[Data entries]

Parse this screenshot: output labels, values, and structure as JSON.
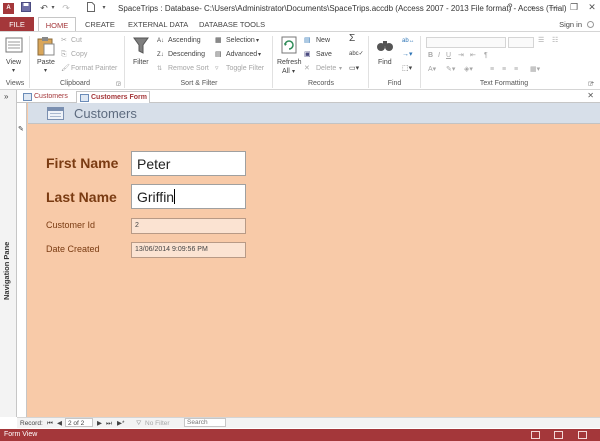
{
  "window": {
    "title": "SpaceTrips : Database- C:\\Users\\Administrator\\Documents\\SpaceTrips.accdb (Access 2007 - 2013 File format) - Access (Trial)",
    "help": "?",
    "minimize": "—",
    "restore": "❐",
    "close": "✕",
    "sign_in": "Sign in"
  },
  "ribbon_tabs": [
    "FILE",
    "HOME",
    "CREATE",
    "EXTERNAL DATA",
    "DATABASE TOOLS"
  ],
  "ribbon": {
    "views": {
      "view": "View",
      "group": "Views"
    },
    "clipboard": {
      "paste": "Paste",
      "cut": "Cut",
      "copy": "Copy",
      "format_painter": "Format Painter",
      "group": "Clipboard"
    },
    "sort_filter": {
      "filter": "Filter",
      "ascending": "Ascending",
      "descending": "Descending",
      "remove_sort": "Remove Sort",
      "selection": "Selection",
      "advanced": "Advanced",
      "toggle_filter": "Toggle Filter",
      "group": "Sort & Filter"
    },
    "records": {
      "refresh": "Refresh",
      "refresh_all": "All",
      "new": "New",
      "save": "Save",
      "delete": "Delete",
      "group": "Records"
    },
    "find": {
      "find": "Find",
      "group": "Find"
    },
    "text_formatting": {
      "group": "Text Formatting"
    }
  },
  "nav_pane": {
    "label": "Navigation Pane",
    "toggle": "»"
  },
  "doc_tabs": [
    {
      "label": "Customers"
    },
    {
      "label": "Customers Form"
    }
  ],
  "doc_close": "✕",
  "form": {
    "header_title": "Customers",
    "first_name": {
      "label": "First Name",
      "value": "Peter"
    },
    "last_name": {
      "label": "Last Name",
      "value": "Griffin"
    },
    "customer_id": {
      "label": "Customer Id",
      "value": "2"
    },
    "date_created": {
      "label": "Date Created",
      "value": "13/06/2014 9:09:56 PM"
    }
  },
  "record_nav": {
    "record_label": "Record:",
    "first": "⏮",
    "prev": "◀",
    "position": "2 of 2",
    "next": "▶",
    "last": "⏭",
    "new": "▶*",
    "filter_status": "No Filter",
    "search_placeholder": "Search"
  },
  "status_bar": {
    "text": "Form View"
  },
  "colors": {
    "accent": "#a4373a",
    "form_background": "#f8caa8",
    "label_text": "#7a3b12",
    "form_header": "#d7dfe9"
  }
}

◆ Directions for this task: Collect each line above holding the string "group".

◆ Written answer:
      "group": "Views"
      "group": "Clipboard"
      "group": "Sort & Filter"
      "group": "Records"
      "group": "Find"
      "group": "Text Formatting"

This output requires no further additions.